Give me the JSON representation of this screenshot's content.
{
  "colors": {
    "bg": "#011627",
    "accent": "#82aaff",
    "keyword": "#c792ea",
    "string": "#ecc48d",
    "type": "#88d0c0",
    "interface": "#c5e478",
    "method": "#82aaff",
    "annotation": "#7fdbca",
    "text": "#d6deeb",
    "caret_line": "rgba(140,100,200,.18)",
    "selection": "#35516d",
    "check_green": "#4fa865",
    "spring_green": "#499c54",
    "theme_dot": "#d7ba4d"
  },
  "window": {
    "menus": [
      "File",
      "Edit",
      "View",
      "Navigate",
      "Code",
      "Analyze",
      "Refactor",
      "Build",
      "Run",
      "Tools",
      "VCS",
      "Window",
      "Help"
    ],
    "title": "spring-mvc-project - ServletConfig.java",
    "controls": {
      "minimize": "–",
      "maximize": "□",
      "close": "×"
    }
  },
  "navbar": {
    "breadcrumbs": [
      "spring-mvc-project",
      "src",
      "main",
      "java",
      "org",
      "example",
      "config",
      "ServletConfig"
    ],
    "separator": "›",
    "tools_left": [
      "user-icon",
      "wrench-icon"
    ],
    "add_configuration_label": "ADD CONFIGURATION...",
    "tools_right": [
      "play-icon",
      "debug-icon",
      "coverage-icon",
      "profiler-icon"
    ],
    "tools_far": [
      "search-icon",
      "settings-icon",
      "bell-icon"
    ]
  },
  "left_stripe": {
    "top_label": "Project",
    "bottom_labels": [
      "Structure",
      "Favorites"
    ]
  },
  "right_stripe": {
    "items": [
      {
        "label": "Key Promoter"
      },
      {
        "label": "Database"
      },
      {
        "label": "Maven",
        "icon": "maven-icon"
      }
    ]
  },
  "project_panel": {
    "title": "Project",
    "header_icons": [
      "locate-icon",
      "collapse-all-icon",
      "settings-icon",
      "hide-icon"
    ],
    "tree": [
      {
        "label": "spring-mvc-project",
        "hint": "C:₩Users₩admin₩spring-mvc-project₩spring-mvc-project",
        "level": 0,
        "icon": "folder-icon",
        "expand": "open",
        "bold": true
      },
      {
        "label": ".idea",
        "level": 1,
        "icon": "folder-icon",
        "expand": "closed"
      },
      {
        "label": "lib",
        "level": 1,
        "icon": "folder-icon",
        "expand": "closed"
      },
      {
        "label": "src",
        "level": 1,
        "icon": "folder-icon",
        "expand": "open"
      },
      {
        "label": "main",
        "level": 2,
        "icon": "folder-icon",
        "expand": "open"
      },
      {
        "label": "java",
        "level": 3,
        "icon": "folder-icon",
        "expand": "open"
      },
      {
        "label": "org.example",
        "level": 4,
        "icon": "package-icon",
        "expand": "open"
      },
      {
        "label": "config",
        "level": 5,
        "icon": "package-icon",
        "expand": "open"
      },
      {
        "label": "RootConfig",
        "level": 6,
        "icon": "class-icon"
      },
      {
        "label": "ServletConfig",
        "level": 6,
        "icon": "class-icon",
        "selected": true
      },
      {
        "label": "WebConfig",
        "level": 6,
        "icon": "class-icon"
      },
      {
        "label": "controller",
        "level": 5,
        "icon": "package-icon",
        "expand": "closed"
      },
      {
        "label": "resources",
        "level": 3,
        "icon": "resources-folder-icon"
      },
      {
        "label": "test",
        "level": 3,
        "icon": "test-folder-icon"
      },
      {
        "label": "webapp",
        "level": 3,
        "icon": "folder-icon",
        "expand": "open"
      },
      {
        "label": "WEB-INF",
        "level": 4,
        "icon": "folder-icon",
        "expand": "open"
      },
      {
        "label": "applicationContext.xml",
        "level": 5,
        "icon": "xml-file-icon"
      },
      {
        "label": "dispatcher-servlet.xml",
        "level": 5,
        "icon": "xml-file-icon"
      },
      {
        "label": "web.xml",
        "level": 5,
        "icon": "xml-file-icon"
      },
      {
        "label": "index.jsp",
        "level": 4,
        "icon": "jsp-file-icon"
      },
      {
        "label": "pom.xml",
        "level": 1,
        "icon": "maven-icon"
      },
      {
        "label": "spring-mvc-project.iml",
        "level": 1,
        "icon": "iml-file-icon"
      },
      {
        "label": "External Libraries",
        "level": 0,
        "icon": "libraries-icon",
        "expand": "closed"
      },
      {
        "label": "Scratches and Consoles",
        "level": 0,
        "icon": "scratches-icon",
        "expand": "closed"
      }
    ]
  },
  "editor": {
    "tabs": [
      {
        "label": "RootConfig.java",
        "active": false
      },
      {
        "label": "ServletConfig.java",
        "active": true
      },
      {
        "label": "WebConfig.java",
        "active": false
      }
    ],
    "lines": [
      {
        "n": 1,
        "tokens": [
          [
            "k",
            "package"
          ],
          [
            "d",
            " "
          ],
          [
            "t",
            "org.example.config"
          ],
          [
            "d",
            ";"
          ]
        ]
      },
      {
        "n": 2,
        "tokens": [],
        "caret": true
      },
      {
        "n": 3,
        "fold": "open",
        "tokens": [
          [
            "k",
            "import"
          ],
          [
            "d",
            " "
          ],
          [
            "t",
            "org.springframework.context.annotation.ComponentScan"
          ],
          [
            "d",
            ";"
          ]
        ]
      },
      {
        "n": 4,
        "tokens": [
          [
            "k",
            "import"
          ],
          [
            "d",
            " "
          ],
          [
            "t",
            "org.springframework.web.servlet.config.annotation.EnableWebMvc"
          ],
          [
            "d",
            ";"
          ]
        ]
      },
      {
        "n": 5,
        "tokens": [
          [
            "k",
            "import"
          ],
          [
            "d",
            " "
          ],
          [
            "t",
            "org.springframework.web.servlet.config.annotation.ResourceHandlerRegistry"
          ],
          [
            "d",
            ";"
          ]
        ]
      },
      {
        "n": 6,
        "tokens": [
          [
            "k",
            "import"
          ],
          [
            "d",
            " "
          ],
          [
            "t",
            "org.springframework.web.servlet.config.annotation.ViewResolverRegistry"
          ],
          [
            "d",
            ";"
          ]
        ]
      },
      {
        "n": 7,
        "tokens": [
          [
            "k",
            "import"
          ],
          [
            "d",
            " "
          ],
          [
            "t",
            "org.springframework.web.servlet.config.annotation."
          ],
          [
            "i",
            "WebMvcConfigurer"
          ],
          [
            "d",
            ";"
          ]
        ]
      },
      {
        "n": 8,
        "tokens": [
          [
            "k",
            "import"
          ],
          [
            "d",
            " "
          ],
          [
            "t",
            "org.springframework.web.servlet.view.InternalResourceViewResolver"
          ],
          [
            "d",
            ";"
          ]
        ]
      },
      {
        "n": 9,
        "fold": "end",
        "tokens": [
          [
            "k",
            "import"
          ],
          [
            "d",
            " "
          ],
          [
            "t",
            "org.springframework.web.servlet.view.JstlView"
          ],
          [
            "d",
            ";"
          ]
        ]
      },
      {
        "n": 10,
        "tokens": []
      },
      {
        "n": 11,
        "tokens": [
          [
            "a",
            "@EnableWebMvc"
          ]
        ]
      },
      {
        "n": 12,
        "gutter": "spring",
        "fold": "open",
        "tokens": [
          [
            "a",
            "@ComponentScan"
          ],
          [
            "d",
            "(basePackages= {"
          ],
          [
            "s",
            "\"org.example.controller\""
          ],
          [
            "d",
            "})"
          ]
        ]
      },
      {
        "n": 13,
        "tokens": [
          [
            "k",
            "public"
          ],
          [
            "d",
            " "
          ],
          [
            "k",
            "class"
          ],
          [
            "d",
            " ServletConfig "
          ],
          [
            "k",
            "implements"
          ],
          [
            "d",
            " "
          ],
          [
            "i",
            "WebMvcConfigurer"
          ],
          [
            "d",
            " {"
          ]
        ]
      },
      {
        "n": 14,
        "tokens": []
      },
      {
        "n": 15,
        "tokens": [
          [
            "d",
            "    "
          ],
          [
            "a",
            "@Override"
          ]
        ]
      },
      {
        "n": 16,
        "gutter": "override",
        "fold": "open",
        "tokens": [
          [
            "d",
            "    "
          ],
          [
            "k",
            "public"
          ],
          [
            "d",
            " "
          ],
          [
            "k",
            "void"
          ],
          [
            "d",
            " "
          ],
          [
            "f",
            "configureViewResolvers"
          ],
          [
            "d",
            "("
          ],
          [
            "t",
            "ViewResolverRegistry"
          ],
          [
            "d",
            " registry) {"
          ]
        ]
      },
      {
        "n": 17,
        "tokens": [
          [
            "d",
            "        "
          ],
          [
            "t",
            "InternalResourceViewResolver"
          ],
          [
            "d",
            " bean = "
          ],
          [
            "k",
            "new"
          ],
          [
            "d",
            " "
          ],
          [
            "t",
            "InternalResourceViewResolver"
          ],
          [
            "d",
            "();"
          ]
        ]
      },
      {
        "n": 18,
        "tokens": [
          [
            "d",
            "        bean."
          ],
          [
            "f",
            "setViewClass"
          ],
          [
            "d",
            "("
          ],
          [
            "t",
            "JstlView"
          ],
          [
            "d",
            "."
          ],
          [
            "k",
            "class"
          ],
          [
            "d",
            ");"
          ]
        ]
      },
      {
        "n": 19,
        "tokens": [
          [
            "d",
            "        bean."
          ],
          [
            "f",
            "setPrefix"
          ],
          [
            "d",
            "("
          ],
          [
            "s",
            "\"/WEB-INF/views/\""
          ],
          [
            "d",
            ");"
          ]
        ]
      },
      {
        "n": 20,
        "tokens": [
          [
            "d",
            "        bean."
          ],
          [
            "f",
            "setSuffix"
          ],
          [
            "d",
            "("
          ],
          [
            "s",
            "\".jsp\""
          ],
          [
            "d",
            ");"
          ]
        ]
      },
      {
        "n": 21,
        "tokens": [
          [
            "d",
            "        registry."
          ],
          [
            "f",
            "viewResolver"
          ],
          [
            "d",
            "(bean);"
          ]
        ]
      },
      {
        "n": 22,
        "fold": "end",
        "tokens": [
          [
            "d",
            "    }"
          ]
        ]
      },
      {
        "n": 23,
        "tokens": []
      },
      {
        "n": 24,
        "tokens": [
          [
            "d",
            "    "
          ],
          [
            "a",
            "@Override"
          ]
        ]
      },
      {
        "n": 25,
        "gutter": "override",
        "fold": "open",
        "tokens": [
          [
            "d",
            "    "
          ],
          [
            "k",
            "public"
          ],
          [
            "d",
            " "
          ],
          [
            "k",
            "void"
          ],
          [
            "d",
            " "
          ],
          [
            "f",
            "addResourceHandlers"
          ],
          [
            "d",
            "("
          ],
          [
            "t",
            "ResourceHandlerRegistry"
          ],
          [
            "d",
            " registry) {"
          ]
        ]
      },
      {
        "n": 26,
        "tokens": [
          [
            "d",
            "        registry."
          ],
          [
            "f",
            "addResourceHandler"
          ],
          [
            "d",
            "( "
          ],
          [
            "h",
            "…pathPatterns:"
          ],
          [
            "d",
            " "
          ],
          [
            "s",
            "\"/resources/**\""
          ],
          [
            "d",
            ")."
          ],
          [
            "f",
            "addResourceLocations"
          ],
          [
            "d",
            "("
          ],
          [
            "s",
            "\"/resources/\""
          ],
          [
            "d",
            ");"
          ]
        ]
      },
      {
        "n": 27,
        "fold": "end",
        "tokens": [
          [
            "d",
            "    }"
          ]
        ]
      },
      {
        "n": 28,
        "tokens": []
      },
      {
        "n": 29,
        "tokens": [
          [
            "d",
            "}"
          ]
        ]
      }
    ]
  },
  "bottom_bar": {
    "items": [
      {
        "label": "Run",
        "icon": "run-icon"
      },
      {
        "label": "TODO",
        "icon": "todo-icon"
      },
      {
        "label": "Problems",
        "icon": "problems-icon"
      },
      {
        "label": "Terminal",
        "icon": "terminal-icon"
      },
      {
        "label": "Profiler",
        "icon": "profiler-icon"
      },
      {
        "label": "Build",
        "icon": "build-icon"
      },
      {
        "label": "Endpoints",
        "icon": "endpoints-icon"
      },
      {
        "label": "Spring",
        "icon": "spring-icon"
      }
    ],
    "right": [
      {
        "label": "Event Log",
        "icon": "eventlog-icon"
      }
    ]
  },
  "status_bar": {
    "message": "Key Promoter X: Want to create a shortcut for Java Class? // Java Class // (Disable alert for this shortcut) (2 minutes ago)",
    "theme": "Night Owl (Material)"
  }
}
★ ★ ★ ★
▶ Aim of the exercise: Extract each line from the entries above that contains the string "controller".

▶ Written reply:
        "label": "controller",
            "\"org.example.controller\""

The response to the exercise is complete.